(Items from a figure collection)

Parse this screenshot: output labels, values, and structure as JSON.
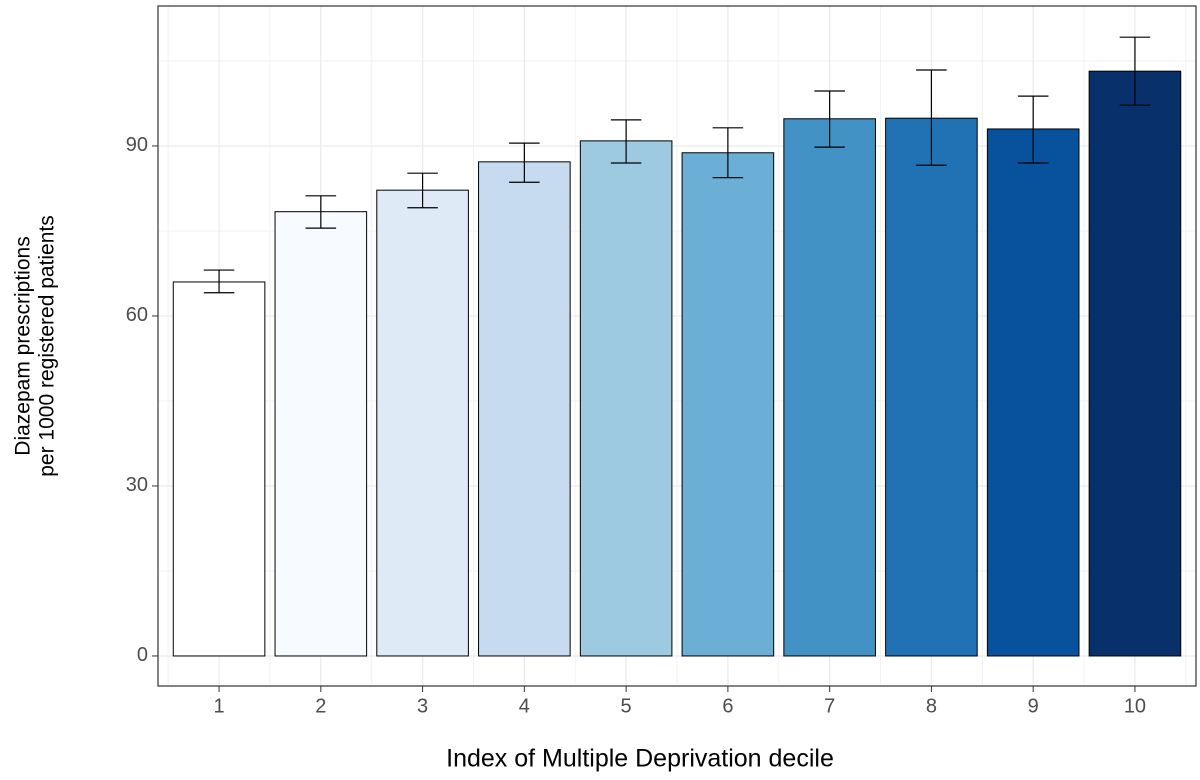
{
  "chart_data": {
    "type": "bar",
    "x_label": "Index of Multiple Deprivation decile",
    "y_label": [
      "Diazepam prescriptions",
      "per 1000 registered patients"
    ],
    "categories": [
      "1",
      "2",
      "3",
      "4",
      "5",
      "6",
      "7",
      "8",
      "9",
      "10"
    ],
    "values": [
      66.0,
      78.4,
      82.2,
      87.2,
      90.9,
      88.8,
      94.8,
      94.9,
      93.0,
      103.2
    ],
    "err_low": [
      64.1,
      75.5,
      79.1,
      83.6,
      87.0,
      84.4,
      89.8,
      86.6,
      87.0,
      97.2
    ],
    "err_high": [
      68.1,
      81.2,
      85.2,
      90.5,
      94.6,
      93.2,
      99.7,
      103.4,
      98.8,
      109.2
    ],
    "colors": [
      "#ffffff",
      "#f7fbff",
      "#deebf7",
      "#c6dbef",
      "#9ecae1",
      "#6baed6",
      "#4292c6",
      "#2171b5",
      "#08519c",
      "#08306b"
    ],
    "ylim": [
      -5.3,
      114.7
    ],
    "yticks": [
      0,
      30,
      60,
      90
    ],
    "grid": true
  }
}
...
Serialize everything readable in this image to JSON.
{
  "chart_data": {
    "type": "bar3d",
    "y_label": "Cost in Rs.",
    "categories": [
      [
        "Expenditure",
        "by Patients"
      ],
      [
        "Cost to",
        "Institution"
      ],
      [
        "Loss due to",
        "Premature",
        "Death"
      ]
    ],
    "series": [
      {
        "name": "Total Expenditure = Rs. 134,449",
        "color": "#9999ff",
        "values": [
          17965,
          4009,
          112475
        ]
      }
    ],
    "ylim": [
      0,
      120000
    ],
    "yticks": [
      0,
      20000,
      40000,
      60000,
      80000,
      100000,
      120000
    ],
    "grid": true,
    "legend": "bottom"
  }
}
---
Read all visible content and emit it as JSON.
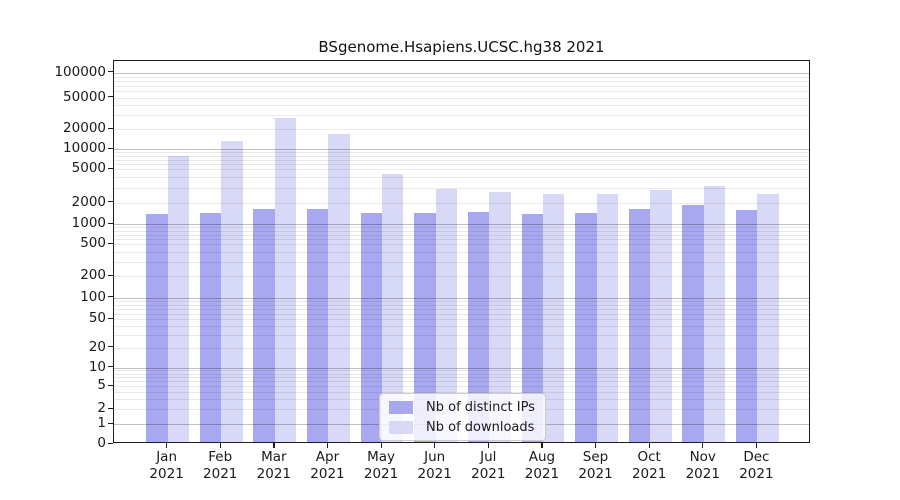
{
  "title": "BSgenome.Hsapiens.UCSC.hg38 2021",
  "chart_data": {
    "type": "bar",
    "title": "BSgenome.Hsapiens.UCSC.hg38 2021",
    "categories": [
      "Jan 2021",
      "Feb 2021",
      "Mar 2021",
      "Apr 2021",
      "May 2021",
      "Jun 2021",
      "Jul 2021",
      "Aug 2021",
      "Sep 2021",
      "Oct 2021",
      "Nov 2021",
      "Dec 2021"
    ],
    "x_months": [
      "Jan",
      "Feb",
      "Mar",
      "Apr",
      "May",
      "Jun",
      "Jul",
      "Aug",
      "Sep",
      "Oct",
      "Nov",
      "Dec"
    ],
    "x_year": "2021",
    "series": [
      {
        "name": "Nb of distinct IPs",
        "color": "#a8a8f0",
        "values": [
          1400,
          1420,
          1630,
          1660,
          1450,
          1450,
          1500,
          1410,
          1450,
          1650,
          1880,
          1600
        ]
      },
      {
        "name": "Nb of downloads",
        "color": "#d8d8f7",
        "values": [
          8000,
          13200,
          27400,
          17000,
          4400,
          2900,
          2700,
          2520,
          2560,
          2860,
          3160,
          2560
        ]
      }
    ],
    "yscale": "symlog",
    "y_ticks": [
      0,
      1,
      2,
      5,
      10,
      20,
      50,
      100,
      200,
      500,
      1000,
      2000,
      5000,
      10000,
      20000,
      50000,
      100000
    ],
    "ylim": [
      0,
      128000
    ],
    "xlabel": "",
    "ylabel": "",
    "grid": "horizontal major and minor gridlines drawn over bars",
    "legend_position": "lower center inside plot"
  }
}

**What to produce**
Gather each line in the entries above where the string "grid" is found.

**Output for this task**
    "grid": true
    "grid": true,
    "grid": "horizontal major and minor gridlines drawn over bars",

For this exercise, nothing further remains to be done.